▸ **RECORD SET**
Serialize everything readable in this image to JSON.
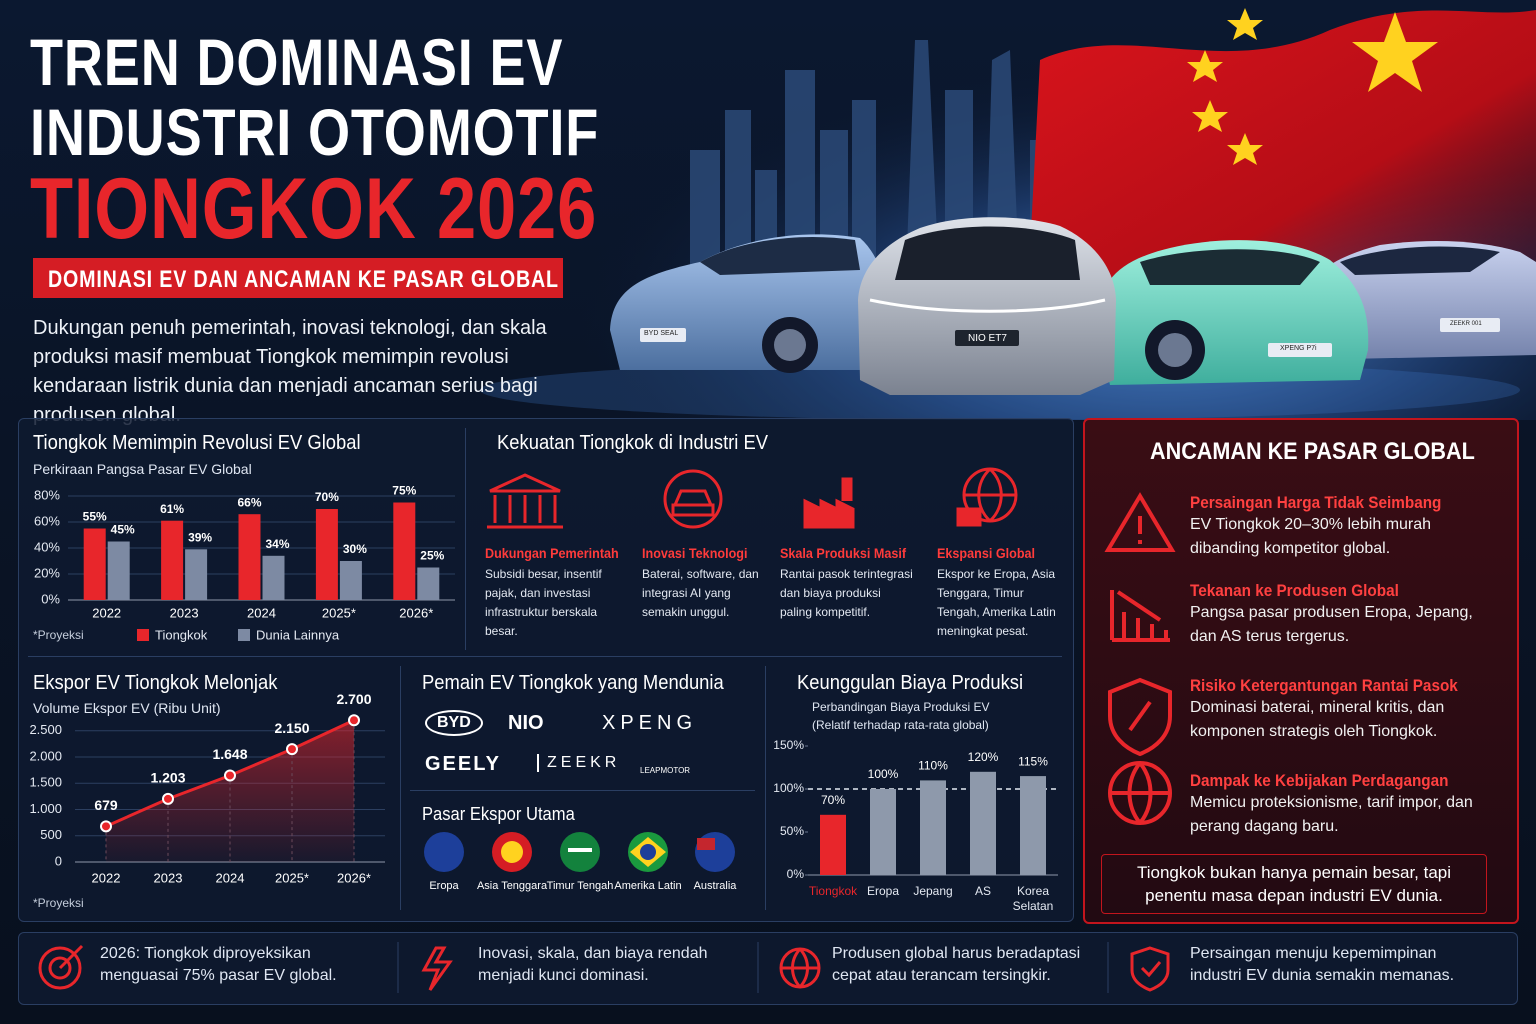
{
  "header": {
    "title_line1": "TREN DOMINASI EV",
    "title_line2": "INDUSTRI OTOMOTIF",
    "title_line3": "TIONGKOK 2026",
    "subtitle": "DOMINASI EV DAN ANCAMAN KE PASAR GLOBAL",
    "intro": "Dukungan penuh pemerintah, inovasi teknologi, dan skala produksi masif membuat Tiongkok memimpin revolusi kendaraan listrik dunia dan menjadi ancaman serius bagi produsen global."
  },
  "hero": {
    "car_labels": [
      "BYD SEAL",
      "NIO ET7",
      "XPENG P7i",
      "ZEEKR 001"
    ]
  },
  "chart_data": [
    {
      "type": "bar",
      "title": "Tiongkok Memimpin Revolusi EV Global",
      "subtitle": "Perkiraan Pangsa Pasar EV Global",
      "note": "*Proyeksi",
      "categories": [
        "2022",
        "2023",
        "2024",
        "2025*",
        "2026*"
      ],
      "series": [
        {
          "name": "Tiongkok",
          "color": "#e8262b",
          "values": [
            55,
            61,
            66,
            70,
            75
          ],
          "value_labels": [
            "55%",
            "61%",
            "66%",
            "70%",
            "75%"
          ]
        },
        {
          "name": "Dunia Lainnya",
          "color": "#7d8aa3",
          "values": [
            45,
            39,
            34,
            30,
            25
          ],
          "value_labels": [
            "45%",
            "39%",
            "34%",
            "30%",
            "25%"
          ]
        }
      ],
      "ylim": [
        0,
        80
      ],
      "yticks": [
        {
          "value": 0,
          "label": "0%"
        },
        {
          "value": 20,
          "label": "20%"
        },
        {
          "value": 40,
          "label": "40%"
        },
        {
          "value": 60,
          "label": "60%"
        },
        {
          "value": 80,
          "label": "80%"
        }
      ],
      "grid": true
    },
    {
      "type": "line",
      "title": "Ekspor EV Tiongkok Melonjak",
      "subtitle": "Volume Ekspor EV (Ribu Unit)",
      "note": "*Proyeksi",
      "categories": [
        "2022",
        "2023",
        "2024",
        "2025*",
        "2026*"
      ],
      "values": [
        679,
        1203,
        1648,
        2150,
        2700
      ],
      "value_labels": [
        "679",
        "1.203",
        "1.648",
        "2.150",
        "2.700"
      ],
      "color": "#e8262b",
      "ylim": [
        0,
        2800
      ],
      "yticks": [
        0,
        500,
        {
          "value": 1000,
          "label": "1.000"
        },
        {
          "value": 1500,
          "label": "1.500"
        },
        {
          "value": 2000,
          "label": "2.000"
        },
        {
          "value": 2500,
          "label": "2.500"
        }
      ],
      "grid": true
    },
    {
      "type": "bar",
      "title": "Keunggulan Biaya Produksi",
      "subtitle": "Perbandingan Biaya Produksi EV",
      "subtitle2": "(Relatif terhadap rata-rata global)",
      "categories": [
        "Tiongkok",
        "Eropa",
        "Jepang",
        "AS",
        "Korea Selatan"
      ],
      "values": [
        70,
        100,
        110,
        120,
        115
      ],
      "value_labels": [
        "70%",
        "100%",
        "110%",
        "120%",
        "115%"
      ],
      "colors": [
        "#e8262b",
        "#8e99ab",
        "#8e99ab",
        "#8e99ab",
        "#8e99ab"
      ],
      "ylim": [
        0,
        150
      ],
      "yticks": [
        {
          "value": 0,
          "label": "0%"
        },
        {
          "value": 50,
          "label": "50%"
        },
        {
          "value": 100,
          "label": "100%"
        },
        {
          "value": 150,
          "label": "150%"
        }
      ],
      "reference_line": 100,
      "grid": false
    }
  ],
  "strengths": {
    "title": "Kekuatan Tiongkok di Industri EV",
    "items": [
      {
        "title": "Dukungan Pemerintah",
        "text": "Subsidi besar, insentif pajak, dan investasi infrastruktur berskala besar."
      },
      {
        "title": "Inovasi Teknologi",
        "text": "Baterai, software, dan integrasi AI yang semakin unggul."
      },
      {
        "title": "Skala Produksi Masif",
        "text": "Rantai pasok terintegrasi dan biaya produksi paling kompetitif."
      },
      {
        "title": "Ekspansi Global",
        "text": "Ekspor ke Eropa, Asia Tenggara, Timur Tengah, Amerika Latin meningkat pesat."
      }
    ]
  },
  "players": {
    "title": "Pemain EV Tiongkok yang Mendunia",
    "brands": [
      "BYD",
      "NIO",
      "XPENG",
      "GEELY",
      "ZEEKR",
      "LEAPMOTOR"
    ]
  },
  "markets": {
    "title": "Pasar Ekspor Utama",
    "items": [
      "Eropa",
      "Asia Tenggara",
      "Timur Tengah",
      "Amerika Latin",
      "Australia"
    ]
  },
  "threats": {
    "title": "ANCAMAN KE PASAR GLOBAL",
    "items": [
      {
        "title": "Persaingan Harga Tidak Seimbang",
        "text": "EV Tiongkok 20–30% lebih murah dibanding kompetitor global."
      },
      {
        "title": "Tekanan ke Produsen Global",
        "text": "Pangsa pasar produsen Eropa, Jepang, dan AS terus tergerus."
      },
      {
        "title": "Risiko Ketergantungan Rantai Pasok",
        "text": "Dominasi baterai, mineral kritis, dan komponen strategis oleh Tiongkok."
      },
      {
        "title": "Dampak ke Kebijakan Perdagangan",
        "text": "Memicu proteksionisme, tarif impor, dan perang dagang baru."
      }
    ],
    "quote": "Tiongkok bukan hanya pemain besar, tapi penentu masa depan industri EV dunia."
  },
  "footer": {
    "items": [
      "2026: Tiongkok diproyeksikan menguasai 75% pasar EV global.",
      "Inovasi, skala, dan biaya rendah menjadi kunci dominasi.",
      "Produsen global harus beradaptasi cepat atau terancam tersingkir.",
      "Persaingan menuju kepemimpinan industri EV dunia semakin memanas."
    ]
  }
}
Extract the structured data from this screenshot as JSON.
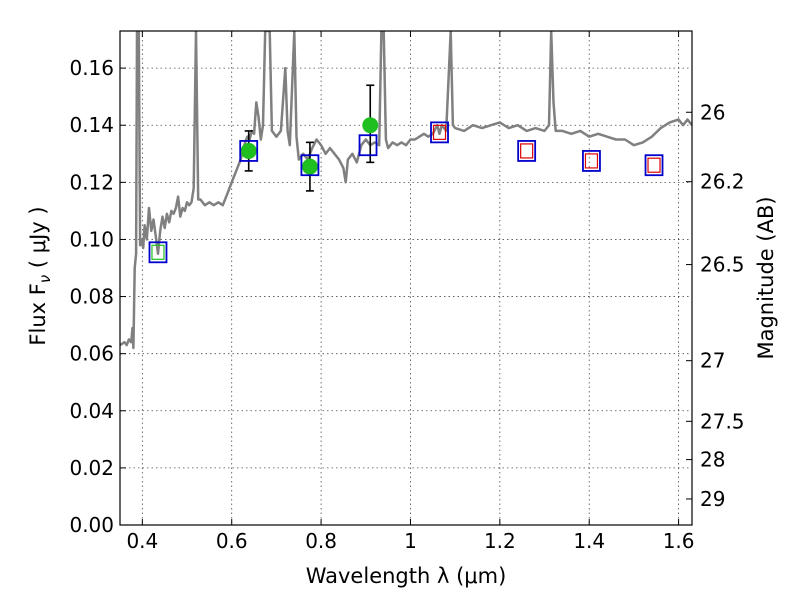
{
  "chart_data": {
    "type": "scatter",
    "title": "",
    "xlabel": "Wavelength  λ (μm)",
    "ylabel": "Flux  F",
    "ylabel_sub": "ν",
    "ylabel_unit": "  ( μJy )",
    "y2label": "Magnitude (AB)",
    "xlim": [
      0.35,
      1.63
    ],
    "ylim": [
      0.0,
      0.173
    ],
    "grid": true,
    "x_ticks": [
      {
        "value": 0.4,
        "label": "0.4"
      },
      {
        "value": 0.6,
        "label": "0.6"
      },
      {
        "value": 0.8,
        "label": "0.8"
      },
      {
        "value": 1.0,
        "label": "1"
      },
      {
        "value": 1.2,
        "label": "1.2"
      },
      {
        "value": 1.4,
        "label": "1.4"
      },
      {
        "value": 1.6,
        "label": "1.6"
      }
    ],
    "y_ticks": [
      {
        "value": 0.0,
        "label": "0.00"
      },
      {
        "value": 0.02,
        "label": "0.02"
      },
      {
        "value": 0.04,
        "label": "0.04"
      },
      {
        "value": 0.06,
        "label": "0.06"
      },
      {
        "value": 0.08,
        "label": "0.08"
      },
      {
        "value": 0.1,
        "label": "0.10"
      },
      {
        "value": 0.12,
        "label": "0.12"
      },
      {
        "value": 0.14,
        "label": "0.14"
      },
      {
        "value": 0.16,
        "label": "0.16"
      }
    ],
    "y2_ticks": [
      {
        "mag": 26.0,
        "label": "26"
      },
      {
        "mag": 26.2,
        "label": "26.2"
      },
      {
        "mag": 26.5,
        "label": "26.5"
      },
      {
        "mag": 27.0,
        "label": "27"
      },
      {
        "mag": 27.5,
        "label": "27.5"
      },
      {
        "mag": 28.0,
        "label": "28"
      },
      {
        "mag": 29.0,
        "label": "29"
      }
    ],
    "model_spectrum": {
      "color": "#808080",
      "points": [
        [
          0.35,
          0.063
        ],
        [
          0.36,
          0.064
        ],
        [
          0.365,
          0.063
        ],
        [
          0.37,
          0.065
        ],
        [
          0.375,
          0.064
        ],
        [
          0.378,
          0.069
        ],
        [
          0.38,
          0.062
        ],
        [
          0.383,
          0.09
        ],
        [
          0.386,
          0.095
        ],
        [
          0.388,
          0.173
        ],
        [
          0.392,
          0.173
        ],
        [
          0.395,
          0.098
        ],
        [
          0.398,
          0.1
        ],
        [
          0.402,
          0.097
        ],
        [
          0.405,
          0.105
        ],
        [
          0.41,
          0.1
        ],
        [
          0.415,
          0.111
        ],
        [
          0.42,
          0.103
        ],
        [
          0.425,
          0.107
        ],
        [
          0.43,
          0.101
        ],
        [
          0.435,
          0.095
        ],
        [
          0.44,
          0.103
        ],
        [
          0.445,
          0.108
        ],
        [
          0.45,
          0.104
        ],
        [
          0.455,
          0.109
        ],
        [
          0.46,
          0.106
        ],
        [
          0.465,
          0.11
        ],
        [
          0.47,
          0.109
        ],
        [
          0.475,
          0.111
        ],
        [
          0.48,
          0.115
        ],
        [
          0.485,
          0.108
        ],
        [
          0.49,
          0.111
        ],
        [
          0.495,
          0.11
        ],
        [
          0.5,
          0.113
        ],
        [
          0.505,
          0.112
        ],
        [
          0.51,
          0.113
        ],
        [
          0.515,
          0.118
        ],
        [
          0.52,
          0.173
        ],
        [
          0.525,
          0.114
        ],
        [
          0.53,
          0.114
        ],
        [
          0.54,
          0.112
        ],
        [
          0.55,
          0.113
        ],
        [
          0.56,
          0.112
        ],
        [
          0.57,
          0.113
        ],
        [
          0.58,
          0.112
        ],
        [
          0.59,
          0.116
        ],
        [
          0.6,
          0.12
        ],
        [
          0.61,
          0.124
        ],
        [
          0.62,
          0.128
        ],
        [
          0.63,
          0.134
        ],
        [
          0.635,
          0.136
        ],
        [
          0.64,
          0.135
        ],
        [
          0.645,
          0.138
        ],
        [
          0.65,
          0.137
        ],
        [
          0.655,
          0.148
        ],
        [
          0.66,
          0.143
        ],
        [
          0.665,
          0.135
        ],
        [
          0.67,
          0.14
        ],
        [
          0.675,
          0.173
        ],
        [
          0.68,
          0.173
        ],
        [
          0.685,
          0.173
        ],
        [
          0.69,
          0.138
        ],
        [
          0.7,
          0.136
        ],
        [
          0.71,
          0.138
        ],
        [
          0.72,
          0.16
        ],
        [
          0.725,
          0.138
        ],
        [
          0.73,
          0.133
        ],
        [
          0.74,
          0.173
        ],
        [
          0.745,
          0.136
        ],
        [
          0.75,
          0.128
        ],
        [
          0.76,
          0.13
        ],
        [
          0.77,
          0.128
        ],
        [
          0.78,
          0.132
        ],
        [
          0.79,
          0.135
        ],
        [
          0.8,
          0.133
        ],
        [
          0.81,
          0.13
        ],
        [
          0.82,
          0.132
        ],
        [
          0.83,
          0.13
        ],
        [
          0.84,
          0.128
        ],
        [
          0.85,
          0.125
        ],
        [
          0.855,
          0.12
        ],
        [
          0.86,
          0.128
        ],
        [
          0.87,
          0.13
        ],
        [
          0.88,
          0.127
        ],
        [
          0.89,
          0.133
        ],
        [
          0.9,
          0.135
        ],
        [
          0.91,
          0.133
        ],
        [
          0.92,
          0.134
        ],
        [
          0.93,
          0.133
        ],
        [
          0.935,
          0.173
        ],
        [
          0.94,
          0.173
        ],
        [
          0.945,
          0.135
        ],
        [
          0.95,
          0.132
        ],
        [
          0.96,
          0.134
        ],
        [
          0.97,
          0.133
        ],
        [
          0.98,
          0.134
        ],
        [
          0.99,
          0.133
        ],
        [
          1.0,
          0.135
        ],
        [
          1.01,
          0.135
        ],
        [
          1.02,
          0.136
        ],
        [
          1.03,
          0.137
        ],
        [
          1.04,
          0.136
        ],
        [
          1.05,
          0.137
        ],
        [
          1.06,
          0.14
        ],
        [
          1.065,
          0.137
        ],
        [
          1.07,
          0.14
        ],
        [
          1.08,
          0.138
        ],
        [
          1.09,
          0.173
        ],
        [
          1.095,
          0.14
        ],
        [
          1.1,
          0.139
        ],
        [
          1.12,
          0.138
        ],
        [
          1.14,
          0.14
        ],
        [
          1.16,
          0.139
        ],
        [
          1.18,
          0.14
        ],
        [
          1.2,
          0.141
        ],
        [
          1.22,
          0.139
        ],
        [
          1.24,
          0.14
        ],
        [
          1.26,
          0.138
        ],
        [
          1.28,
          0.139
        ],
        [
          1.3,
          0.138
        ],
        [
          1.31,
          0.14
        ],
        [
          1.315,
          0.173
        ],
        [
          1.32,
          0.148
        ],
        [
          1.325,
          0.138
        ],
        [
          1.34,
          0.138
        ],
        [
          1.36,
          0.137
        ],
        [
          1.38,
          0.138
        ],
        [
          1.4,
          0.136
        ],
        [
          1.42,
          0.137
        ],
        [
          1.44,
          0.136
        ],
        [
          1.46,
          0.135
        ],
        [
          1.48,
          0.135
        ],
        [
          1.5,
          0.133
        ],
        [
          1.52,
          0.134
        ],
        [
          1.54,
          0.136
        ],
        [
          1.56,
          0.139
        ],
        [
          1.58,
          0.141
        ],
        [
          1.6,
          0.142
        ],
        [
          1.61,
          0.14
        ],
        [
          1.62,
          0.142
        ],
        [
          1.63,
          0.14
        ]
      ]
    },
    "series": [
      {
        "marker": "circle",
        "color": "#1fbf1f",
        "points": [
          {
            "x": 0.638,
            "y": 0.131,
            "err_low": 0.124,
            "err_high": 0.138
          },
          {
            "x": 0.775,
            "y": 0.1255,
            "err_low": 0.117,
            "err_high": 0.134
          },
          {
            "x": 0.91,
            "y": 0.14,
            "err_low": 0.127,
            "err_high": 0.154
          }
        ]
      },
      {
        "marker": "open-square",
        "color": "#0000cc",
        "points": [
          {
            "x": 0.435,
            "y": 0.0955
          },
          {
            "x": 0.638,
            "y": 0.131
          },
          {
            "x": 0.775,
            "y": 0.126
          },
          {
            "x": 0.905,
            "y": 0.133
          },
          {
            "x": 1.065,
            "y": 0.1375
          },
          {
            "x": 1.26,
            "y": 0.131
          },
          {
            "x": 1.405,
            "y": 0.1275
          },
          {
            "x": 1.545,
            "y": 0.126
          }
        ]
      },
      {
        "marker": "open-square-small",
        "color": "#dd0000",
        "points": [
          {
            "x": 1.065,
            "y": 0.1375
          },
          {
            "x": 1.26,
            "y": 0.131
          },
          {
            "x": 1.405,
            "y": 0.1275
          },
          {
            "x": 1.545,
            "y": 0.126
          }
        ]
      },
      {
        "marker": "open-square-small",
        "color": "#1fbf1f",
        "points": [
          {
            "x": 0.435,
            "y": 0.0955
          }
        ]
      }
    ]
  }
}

▸ **EXERCISE OBJECTIVE**
Using the entries above, state how many lines include the word "Dukungan", with no other words.

▸ **RESULT OF THE EXERCISE**
2